Wherever the string "this" appears in a line, extract that line.

* Start Input material *

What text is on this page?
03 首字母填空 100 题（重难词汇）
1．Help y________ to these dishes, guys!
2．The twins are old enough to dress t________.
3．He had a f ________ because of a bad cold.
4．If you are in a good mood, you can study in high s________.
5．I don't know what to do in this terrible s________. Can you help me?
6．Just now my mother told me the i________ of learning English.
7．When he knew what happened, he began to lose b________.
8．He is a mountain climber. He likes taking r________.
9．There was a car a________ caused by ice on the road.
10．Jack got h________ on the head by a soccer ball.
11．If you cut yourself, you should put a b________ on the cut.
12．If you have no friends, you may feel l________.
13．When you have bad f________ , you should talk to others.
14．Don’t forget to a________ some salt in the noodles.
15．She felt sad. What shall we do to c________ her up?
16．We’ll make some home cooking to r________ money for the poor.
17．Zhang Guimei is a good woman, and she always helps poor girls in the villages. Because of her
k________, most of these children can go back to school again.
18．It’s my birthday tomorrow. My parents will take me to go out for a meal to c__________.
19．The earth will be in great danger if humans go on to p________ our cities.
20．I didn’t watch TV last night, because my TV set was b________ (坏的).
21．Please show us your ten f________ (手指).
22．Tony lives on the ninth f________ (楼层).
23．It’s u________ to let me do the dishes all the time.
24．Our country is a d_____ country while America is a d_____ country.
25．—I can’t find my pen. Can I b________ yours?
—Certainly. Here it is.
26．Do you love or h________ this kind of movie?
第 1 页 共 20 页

* End Input material *
* Start Input material *

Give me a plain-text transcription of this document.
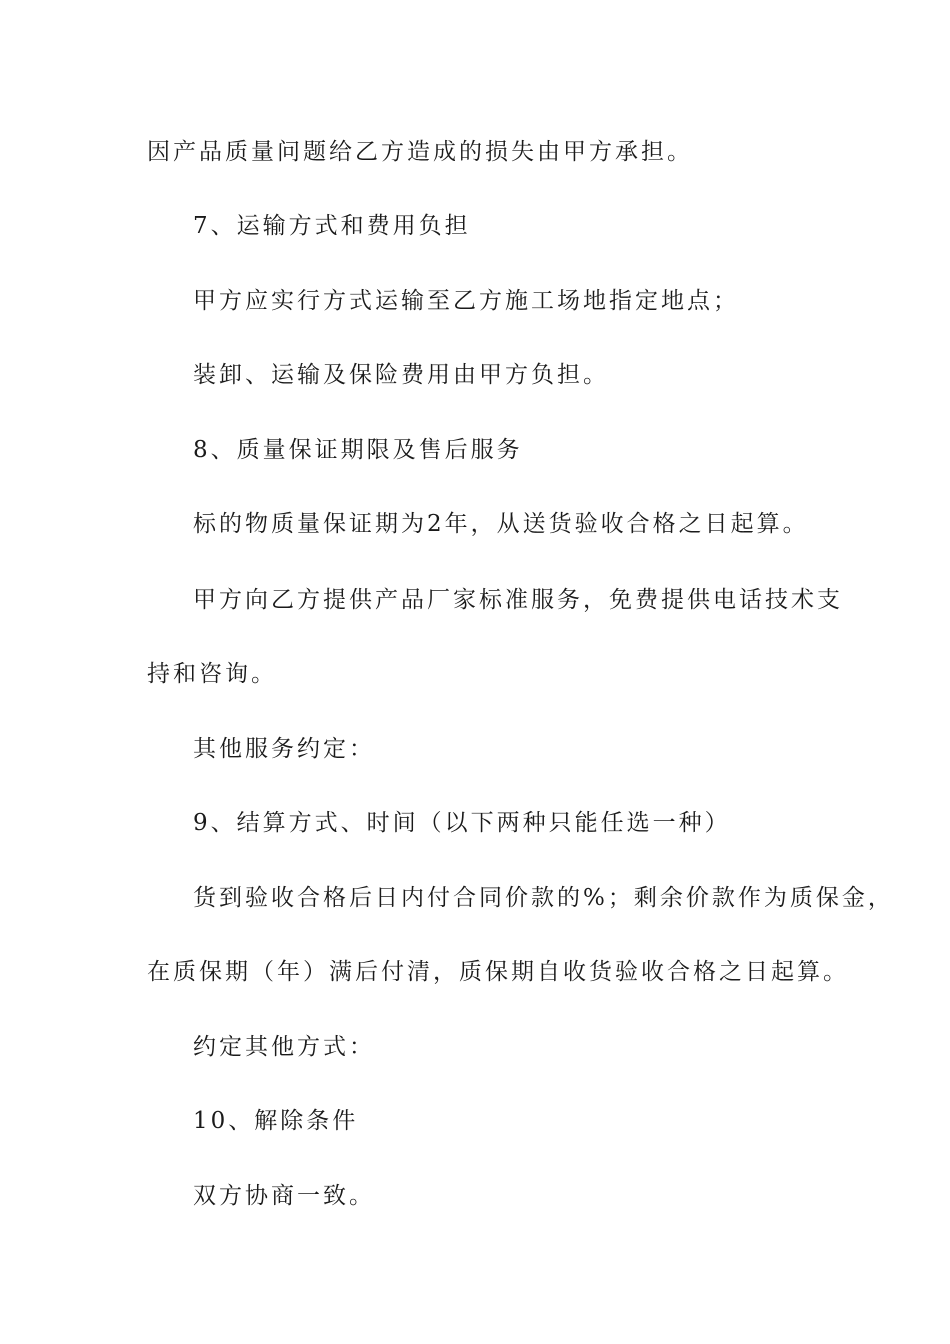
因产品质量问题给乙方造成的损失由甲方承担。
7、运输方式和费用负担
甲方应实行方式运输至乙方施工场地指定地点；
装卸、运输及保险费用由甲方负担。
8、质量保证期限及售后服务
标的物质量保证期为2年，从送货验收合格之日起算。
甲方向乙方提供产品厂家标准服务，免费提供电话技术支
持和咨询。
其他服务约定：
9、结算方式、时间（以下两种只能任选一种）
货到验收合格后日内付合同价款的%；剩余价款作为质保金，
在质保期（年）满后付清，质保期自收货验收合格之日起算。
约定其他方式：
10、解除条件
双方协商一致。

* End Input material *

:: Answer below ::
What text is on this page?
5．I don't know what to do in this terrible s________. Can you help me?
26．Do you love or h________ this kind of movie?
Give me a plain-text transcription of this document.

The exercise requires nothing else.